Description of the task: Give every line of the data again, unchanged, but with no pictures.

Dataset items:
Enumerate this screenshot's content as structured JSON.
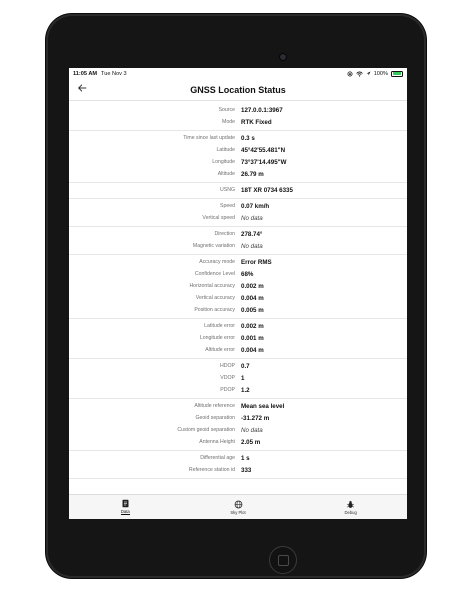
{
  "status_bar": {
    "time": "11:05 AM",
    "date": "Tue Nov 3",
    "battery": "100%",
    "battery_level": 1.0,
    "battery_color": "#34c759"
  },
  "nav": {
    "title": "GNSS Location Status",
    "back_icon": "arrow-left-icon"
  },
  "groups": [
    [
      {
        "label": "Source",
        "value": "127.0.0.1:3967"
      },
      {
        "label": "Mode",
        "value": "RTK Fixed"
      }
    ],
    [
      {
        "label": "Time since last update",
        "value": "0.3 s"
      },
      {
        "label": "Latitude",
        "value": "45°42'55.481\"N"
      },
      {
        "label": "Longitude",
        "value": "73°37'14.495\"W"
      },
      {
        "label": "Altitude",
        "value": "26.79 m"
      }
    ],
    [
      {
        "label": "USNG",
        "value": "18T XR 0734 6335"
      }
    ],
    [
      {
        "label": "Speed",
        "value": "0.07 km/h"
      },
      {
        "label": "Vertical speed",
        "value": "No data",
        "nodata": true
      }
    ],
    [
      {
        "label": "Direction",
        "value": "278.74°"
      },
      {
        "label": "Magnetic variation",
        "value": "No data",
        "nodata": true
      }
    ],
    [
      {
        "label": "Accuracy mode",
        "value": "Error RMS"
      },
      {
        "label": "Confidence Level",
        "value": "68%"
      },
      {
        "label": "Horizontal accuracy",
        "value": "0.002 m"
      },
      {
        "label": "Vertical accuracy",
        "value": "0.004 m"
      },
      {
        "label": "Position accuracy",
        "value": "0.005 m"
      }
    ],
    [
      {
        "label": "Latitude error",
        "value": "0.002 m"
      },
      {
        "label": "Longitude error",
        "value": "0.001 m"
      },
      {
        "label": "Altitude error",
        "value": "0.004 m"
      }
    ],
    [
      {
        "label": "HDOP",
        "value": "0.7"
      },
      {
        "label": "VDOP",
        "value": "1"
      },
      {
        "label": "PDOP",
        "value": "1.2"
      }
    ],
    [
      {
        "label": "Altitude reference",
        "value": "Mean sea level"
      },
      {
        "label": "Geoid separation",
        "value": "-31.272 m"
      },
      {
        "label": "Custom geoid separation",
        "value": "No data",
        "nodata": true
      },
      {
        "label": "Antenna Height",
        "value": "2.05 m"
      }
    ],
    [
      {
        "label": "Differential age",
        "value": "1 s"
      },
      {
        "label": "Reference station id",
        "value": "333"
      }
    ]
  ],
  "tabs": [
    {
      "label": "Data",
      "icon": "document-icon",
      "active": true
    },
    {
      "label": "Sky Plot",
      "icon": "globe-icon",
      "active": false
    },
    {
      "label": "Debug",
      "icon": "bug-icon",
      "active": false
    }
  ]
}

Response to this exercise:
Enumerate this screenshot's content as structured JSON.
{
  "status_bar": {
    "time": "11:05 AM",
    "date": "Tue Nov 3",
    "battery": "100%",
    "battery_level": 1.0,
    "battery_color": "#34c759"
  },
  "nav": {
    "title": "GNSS Location Status",
    "back_icon": "arrow-left-icon"
  },
  "groups": [
    [
      {
        "label": "Source",
        "value": "127.0.0.1:3967"
      },
      {
        "label": "Mode",
        "value": "RTK Fixed"
      }
    ],
    [
      {
        "label": "Time since last update",
        "value": "0.3 s"
      },
      {
        "label": "Latitude",
        "value": "45°42'55.481\"N"
      },
      {
        "label": "Longitude",
        "value": "73°37'14.495\"W"
      },
      {
        "label": "Altitude",
        "value": "26.79 m"
      }
    ],
    [
      {
        "label": "USNG",
        "value": "18T XR 0734 6335"
      }
    ],
    [
      {
        "label": "Speed",
        "value": "0.07 km/h"
      },
      {
        "label": "Vertical speed",
        "value": "No data",
        "nodata": true
      }
    ],
    [
      {
        "label": "Direction",
        "value": "278.74°"
      },
      {
        "label": "Magnetic variation",
        "value": "No data",
        "nodata": true
      }
    ],
    [
      {
        "label": "Accuracy mode",
        "value": "Error RMS"
      },
      {
        "label": "Confidence Level",
        "value": "68%"
      },
      {
        "label": "Horizontal accuracy",
        "value": "0.002 m"
      },
      {
        "label": "Vertical accuracy",
        "value": "0.004 m"
      },
      {
        "label": "Position accuracy",
        "value": "0.005 m"
      }
    ],
    [
      {
        "label": "Latitude error",
        "value": "0.002 m"
      },
      {
        "label": "Longitude error",
        "value": "0.001 m"
      },
      {
        "label": "Altitude error",
        "value": "0.004 m"
      }
    ],
    [
      {
        "label": "HDOP",
        "value": "0.7"
      },
      {
        "label": "VDOP",
        "value": "1"
      },
      {
        "label": "PDOP",
        "value": "1.2"
      }
    ],
    [
      {
        "label": "Altitude reference",
        "value": "Mean sea level"
      },
      {
        "label": "Geoid separation",
        "value": "-31.272 m"
      },
      {
        "label": "Custom geoid separation",
        "value": "No data",
        "nodata": true
      },
      {
        "label": "Antenna Height",
        "value": "2.05 m"
      }
    ],
    [
      {
        "label": "Differential age",
        "value": "1 s"
      },
      {
        "label": "Reference station id",
        "value": "333"
      }
    ]
  ],
  "tabs": [
    {
      "label": "Data",
      "icon": "document-icon",
      "active": true
    },
    {
      "label": "Sky Plot",
      "icon": "globe-icon",
      "active": false
    },
    {
      "label": "Debug",
      "icon": "bug-icon",
      "active": false
    }
  ]
}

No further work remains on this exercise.